Given records:
##########

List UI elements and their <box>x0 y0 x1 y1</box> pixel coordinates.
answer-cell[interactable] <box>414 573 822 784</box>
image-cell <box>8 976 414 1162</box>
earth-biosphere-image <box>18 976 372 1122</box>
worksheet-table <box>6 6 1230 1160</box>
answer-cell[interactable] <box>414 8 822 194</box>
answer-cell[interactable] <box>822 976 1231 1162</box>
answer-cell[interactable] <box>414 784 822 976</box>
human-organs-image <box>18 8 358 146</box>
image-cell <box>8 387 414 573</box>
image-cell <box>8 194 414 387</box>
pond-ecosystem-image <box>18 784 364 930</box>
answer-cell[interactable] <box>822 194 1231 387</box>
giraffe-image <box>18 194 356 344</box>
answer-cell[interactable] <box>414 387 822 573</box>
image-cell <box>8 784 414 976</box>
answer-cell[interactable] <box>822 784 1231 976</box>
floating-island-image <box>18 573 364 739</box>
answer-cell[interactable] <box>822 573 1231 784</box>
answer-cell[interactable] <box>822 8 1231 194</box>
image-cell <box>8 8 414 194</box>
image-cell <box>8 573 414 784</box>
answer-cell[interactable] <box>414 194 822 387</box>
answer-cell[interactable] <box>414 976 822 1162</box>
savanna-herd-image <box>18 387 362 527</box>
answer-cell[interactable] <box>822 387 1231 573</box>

##########

Exercise goal: Take the rows starting at the first one and ending at the line containing "pond-ecosystem-image <box>18 784", and give them again with "worksheet-table" switched to "activity-table", keeping everything else the same.

Completed task:
List UI elements and their <box>x0 y0 x1 y1</box> pixel coordinates.
answer-cell[interactable] <box>414 573 822 784</box>
image-cell <box>8 976 414 1162</box>
earth-biosphere-image <box>18 976 372 1122</box>
activity-table <box>6 6 1230 1160</box>
answer-cell[interactable] <box>414 8 822 194</box>
answer-cell[interactable] <box>822 976 1231 1162</box>
answer-cell[interactable] <box>414 784 822 976</box>
human-organs-image <box>18 8 358 146</box>
image-cell <box>8 387 414 573</box>
image-cell <box>8 194 414 387</box>
pond-ecosystem-image <box>18 784 364 930</box>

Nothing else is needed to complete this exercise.